-- Start Document text --

- Conference: Ivy League
- Record: 3–7 (2–5 Ivy)
- Head coach: Maxie Baughan (3rd season);
- Captains: Stuart Mitchell; John Tagliaferri; Dave Van Metre;
- Home stadium: Schoellkopf Field

= 1985 Cornell Big Red football team =

American college football season

The 1985 Cornell Big Red football team was an American football team that represented Cornell University during the 1985 NCAA Division I-AA football season. Cornell finished second-to-last in the Ivy League.

In its third season under head coach Maxie Baughan, the team compiled a 3–7 record and was outscored 178 to 157. Stuart Mitchell, John Tagliaferri and Dave Van Metre were the team captains. The second win of the year, at Yale on November 9, was the 500th victory in the history of Cornell football.

Cornell's 2–5 conference record placed seventh in the Ivy League standings. The Big Red outscored Ivy opponents 127 to 108.

-- End Document text --
-- Start Given records --

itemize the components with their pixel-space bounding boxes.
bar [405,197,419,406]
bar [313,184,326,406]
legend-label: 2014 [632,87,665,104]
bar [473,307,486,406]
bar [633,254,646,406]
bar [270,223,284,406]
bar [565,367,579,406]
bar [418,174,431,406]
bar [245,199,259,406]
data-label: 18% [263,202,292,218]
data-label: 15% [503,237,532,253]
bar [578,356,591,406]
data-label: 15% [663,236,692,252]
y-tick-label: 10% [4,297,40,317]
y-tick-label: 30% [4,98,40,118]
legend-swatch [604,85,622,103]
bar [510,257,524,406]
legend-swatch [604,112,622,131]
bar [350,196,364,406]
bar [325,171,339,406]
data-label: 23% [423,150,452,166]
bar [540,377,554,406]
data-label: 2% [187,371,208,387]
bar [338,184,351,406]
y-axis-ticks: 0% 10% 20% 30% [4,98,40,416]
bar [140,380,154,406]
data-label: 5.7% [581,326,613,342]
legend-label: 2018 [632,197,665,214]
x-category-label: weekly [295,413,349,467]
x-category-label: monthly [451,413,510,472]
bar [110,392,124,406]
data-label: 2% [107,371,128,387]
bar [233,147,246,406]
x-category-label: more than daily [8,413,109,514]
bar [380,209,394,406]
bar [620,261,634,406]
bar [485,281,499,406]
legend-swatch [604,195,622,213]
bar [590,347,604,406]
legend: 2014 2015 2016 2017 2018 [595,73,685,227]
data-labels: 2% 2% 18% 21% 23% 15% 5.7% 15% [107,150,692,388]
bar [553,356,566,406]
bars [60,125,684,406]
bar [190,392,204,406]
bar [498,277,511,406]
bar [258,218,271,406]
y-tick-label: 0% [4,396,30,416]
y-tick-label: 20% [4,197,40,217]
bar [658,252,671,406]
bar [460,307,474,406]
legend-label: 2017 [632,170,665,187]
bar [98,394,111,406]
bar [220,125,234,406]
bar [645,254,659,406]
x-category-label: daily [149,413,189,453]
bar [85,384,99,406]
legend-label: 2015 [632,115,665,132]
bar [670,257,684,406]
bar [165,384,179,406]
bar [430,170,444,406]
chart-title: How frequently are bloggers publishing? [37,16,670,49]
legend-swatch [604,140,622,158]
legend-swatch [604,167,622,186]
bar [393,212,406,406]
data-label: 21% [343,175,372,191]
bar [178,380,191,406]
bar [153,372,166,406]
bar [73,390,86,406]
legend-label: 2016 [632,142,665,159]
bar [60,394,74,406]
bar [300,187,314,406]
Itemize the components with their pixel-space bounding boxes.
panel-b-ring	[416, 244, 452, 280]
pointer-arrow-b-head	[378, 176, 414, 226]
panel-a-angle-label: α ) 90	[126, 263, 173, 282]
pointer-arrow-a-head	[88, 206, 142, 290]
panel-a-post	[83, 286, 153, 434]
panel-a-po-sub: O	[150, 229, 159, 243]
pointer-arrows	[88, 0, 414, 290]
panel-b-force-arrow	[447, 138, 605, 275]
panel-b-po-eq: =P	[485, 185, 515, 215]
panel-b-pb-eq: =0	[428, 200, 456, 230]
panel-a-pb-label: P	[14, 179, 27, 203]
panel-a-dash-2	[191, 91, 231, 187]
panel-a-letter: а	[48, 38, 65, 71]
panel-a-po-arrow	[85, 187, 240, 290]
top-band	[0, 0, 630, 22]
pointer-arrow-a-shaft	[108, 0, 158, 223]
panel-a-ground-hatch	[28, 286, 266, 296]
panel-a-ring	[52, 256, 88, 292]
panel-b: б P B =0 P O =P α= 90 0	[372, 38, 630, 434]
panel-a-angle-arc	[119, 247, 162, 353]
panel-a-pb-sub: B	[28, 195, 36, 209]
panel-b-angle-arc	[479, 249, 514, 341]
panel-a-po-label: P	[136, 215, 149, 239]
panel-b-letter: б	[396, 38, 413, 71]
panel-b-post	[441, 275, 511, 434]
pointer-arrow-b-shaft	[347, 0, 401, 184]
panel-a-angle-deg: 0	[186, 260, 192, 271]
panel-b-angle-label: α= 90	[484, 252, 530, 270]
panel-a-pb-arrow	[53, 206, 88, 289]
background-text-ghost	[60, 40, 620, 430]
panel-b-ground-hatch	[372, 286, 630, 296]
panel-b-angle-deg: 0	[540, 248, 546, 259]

-- End Given records --

Problems to solve —
a: Condense the paragraph of the Cornell football text that begins "In its third season under head coach Maxie Baughan" into a short bulleted list that keeps its main facts.
b: Express as a numbered list everything in the records from the very start down through the line containing "bar [540,377,554,406]".
The Cornell football text and the records come from unrelated sources.

Worked solutions —
a:
- Third season under head coach Maxie Baughan
- 3–7 record; outscored 178 to 157
- Captains: Stuart Mitchell, John Tagliaferri and Dave Van Metre
- The second win, at Yale on November 9, was the 500th victory in Cornell football history

b:
1. itemize the components with their pixel-space bounding boxes.
2. bar [405,197,419,406]
3. bar [313,184,326,406]
4. legend-label: 2014 [632,87,665,104]
5. bar [473,307,486,406]
6. bar [633,254,646,406]
7. bar [270,223,284,406]
8. bar [565,367,579,406]
9. bar [418,174,431,406]
10. bar [245,199,259,406]
11. data-label: 18% [263,202,292,218]
12. data-label: 15% [503,237,532,253]
13. bar [578,356,591,406]
14. data-label: 15% [663,236,692,252]
15. y-tick-label: 10% [4,297,40,317]
16. y-tick-label: 30% [4,98,40,118]
17. legend-swatch [604,85,622,103]
18. bar [510,257,524,406]
19. legend-swatch [604,112,622,131]
20. bar [350,196,364,406]
21. bar [325,171,339,406]
22. data-label: 23% [423,150,452,166]
23. bar [540,377,554,406]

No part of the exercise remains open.